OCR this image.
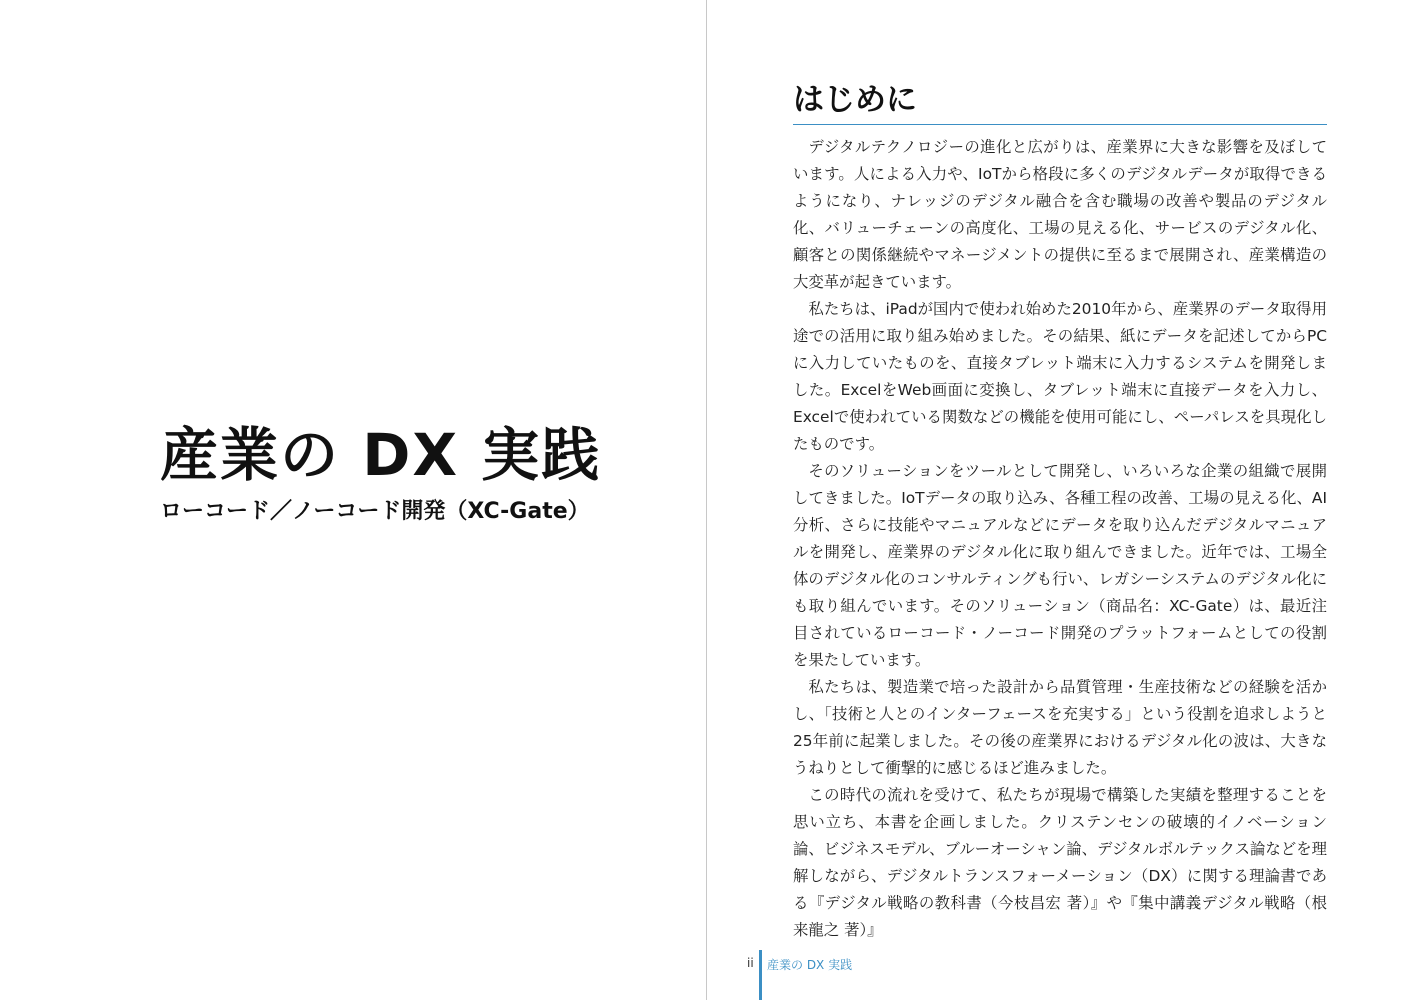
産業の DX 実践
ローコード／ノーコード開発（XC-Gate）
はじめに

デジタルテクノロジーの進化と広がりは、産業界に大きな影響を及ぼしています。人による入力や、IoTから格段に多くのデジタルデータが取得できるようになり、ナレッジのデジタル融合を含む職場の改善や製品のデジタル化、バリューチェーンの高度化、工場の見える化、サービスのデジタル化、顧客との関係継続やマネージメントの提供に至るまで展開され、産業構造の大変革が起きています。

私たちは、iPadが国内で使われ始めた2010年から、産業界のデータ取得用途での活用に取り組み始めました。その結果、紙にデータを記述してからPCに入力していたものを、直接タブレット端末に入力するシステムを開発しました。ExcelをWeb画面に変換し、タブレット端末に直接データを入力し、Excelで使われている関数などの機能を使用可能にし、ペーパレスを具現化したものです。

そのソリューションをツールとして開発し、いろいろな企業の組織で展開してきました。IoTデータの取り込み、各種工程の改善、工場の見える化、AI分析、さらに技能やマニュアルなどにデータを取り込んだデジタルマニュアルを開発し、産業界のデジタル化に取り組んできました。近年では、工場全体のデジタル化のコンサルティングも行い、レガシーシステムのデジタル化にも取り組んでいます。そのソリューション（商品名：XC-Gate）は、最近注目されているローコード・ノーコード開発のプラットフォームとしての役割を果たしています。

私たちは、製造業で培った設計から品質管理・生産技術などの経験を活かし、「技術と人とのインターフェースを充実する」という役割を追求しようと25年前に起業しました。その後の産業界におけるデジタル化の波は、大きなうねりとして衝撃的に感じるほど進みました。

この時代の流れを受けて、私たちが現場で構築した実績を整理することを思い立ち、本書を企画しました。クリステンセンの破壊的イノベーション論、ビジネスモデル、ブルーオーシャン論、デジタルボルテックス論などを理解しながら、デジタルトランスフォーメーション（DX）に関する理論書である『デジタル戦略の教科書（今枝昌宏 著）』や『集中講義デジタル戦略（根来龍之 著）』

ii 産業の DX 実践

━━━━━━━━━━━━━━━━━━━━━━━━━━━━━━

Transcribe all the lines above exactly, apart from the pictures.

__EXERCISE RESPONSE__:
OCR this image.
産業の DX 実践
ローコード／ノーコード開発（XC-Gate）
はじめに

デジタルテクノロジーの進化と広がりは、産業界に大きな影響を及ぼしています。人による入力や、IoTから格段に多くのデジタルデータが取得できるようになり、ナレッジのデジタル融合を含む職場の改善や製品のデジタル化、バリューチェーンの高度化、工場の見える化、サービスのデジタル化、顧客との関係継続やマネージメントの提供に至るまで展開され、産業構造の大変革が起きています。

私たちは、iPadが国内で使われ始めた2010年から、産業界のデータ取得用途での活用に取り組み始めました。その結果、紙にデータを記述してからPCに入力していたものを、直接タブレット端末に入力するシステムを開発しました。ExcelをWeb画面に変換し、タブレット端末に直接データを入力し、Excelで使われている関数などの機能を使用可能にし、ペーパレスを具現化したものです。

そのソリューションをツールとして開発し、いろいろな企業の組織で展開してきました。IoTデータの取り込み、各種工程の改善、工場の見える化、AI分析、さらに技能やマニュアルなどにデータを取り込んだデジタルマニュアルを開発し、産業界のデジタル化に取り組んできました。近年では、工場全体のデジタル化のコンサルティングも行い、レガシーシステムのデジタル化にも取り組んでいます。そのソリューション（商品名：XC-Gate）は、最近注目されているローコード・ノーコード開発のプラットフォームとしての役割を果たしています。

私たちは、製造業で培った設計から品質管理・生産技術などの経験を活かし、「技術と人とのインターフェースを充実する」という役割を追求しようと25年前に起業しました。その後の産業界におけるデジタル化の波は、大きなうねりとして衝撃的に感じるほど進みました。

この時代の流れを受けて、私たちが現場で構築した実績を整理することを思い立ち、本書を企画しました。クリステンセンの破壊的イノベーション論、ビジネスモデル、ブルーオーシャン論、デジタルボルテックス論などを理解しながら、デジタルトランスフォーメーション（DX）に関する理論書である『デジタル戦略の教科書（今枝昌宏 著）』や『集中講義デジタル戦略（根来龍之 著）』

ii 産業の DX 実践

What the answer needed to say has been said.